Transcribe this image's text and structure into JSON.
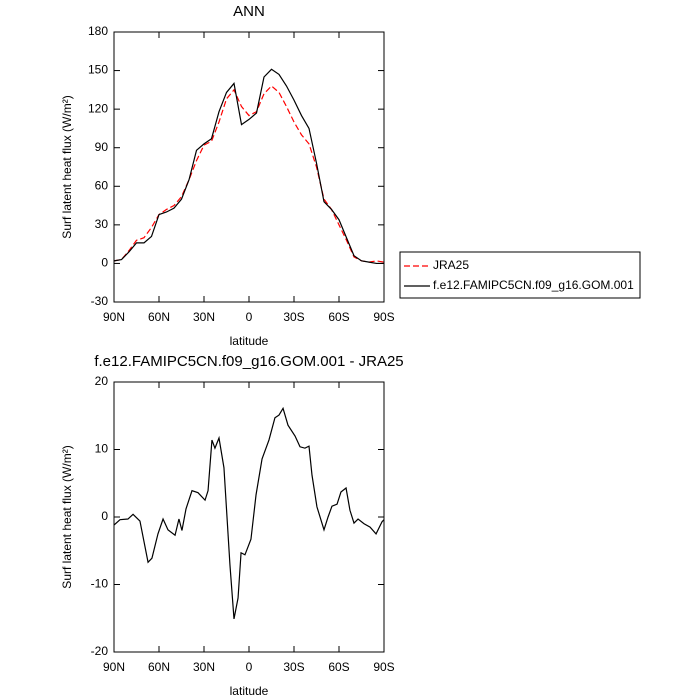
{
  "chart_data": [
    {
      "type": "line",
      "title": "ANN",
      "x_label": "latitude",
      "y_label": "Surf latent heat flux (W/m²)",
      "x": [
        90,
        85,
        80,
        75,
        70,
        65,
        60,
        55,
        50,
        45,
        40,
        35,
        30,
        25,
        20,
        15,
        10,
        5,
        0,
        -5,
        -10,
        -15,
        -20,
        -25,
        -30,
        -35,
        -40,
        -45,
        -50,
        -55,
        -60,
        -65,
        -70,
        -75,
        -80,
        -85,
        -90
      ],
      "series": [
        {
          "name": "JRA25",
          "color": "#ff0000",
          "line_style": "dashed",
          "values": [
            2,
            3,
            10,
            18,
            20,
            28,
            38,
            42,
            45,
            52,
            65,
            80,
            92,
            95,
            110,
            128,
            135,
            122,
            115,
            118,
            132,
            138,
            133,
            122,
            110,
            100,
            93,
            75,
            50,
            42,
            30,
            18,
            5,
            2,
            1,
            2,
            1
          ]
        },
        {
          "name": "f.e12.FAMIPC5CN.f09_g16.GOM.001",
          "color": "#000000",
          "line_style": "solid",
          "values": [
            2,
            3,
            9,
            16,
            16,
            21,
            38,
            40,
            43,
            50,
            65,
            88,
            93,
            97,
            118,
            133,
            140,
            108,
            112,
            117,
            145,
            151,
            147,
            138,
            127,
            115,
            105,
            78,
            48,
            42,
            34,
            20,
            6,
            2,
            1,
            0,
            0
          ]
        }
      ],
      "xlim": [
        90,
        -90
      ],
      "xticks": [
        {
          "value": 90,
          "label": "90N"
        },
        {
          "value": 60,
          "label": "60N"
        },
        {
          "value": 30,
          "label": "30N"
        },
        0,
        {
          "value": -30,
          "label": "30S"
        },
        {
          "value": -60,
          "label": "60S"
        },
        {
          "value": -90,
          "label": "90S"
        }
      ],
      "ylim": [
        -30,
        180
      ],
      "yticks": [
        -30,
        0,
        30,
        60,
        90,
        120,
        150,
        180
      ]
    },
    {
      "type": "line",
      "title": "f.e12.FAMIPC5CN.f09_g16.GOM.001 - JRA25",
      "x_label": "latitude",
      "y_label": "Surf latent heat flux (W/m²)",
      "x": [
        90,
        86,
        80.7,
        77.3,
        72.7,
        67.3,
        64.7,
        60.7,
        57.3,
        54,
        49.3,
        46.7,
        44.7,
        42,
        38,
        34,
        29.3,
        27.3,
        24.7,
        22.7,
        20,
        16.7,
        12.7,
        10,
        7.3,
        5.3,
        2.7,
        -1.3,
        -4.7,
        -8.7,
        -13.3,
        -17.3,
        -20,
        -22.7,
        -26,
        -30.7,
        -34,
        -37.3,
        -40,
        -42,
        -45.3,
        -50,
        -52.7,
        -55.3,
        -58.7,
        -61.3,
        -64.7,
        -67.3,
        -70,
        -72.7,
        -76.7,
        -80.7,
        -84.7,
        -88.7,
        -90
      ],
      "series": [
        {
          "color": "#000000",
          "line_style": "solid",
          "values": [
            -1.2,
            -0.4,
            -0.3,
            0.4,
            -0.6,
            -6.7,
            -6.1,
            -2.5,
            -0.3,
            -1.9,
            -2.7,
            -0.3,
            -2,
            1.2,
            3.9,
            3.6,
            2.5,
            3.9,
            11.4,
            10.2,
            11.7,
            7.3,
            -7.1,
            -15.1,
            -12,
            -5.3,
            -5.6,
            -3.3,
            3.3,
            8.6,
            11.4,
            14.7,
            15.1,
            16.1,
            13.6,
            12,
            10.4,
            10.2,
            10.5,
            6.2,
            1.5,
            -1.9,
            0,
            1.6,
            1.9,
            3.7,
            4.3,
            1,
            -0.9,
            -0.3,
            -1,
            -1.5,
            -2.5,
            -0.7,
            -0.4
          ]
        }
      ],
      "xlim": [
        90,
        -90
      ],
      "xticks": [
        {
          "value": 90,
          "label": "90N"
        },
        {
          "value": 60,
          "label": "60N"
        },
        {
          "value": 30,
          "label": "30N"
        },
        0,
        {
          "value": -30,
          "label": "30S"
        },
        {
          "value": -60,
          "label": "60S"
        },
        {
          "value": -90,
          "label": "90S"
        }
      ],
      "ylim": [
        -20,
        20
      ],
      "yticks": [
        -20,
        -10,
        0,
        10,
        20
      ]
    }
  ]
}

########################################

> OBJECTIVE
Leave the images out, please, and restate each line word for word.

> RESULT BELOW
Transcribe this image's text and structure into JSON.
{
  "chart_data": [
    {
      "type": "line",
      "title": "ANN",
      "x_label": "latitude",
      "y_label": "Surf latent heat flux (W/m²)",
      "x": [
        90,
        85,
        80,
        75,
        70,
        65,
        60,
        55,
        50,
        45,
        40,
        35,
        30,
        25,
        20,
        15,
        10,
        5,
        0,
        -5,
        -10,
        -15,
        -20,
        -25,
        -30,
        -35,
        -40,
        -45,
        -50,
        -55,
        -60,
        -65,
        -70,
        -75,
        -80,
        -85,
        -90
      ],
      "series": [
        {
          "name": "JRA25",
          "color": "#ff0000",
          "line_style": "dashed",
          "values": [
            2,
            3,
            10,
            18,
            20,
            28,
            38,
            42,
            45,
            52,
            65,
            80,
            92,
            95,
            110,
            128,
            135,
            122,
            115,
            118,
            132,
            138,
            133,
            122,
            110,
            100,
            93,
            75,
            50,
            42,
            30,
            18,
            5,
            2,
            1,
            2,
            1
          ]
        },
        {
          "name": "f.e12.FAMIPC5CN.f09_g16.GOM.001",
          "color": "#000000",
          "line_style": "solid",
          "values": [
            2,
            3,
            9,
            16,
            16,
            21,
            38,
            40,
            43,
            50,
            65,
            88,
            93,
            97,
            118,
            133,
            140,
            108,
            112,
            117,
            145,
            151,
            147,
            138,
            127,
            115,
            105,
            78,
            48,
            42,
            34,
            20,
            6,
            2,
            1,
            0,
            0
          ]
        }
      ],
      "xlim": [
        90,
        -90
      ],
      "xticks": [
        {
          "value": 90,
          "label": "90N"
        },
        {
          "value": 60,
          "label": "60N"
        },
        {
          "value": 30,
          "label": "30N"
        },
        0,
        {
          "value": -30,
          "label": "30S"
        },
        {
          "value": -60,
          "label": "60S"
        },
        {
          "value": -90,
          "label": "90S"
        }
      ],
      "ylim": [
        -30,
        180
      ],
      "yticks": [
        -30,
        0,
        30,
        60,
        90,
        120,
        150,
        180
      ]
    },
    {
      "type": "line",
      "title": "f.e12.FAMIPC5CN.f09_g16.GOM.001 - JRA25",
      "x_label": "latitude",
      "y_label": "Surf latent heat flux (W/m²)",
      "x": [
        90,
        86,
        80.7,
        77.3,
        72.7,
        67.3,
        64.7,
        60.7,
        57.3,
        54,
        49.3,
        46.7,
        44.7,
        42,
        38,
        34,
        29.3,
        27.3,
        24.7,
        22.7,
        20,
        16.7,
        12.7,
        10,
        7.3,
        5.3,
        2.7,
        -1.3,
        -4.7,
        -8.7,
        -13.3,
        -17.3,
        -20,
        -22.7,
        -26,
        -30.7,
        -34,
        -37.3,
        -40,
        -42,
        -45.3,
        -50,
        -52.7,
        -55.3,
        -58.7,
        -61.3,
        -64.7,
        -67.3,
        -70,
        -72.7,
        -76.7,
        -80.7,
        -84.7,
        -88.7,
        -90
      ],
      "series": [
        {
          "color": "#000000",
          "line_style": "solid",
          "values": [
            -1.2,
            -0.4,
            -0.3,
            0.4,
            -0.6,
            -6.7,
            -6.1,
            -2.5,
            -0.3,
            -1.9,
            -2.7,
            -0.3,
            -2,
            1.2,
            3.9,
            3.6,
            2.5,
            3.9,
            11.4,
            10.2,
            11.7,
            7.3,
            -7.1,
            -15.1,
            -12,
            -5.3,
            -5.6,
            -3.3,
            3.3,
            8.6,
            11.4,
            14.7,
            15.1,
            16.1,
            13.6,
            12,
            10.4,
            10.2,
            10.5,
            6.2,
            1.5,
            -1.9,
            0,
            1.6,
            1.9,
            3.7,
            4.3,
            1,
            -0.9,
            -0.3,
            -1,
            -1.5,
            -2.5,
            -0.7,
            -0.4
          ]
        }
      ],
      "xlim": [
        90,
        -90
      ],
      "xticks": [
        {
          "value": 90,
          "label": "90N"
        },
        {
          "value": 60,
          "label": "60N"
        },
        {
          "value": 30,
          "label": "30N"
        },
        0,
        {
          "value": -30,
          "label": "30S"
        },
        {
          "value": -60,
          "label": "60S"
        },
        {
          "value": -90,
          "label": "90S"
        }
      ],
      "ylim": [
        -20,
        20
      ],
      "yticks": [
        -20,
        -10,
        0,
        10,
        20
      ]
    }
  ]
}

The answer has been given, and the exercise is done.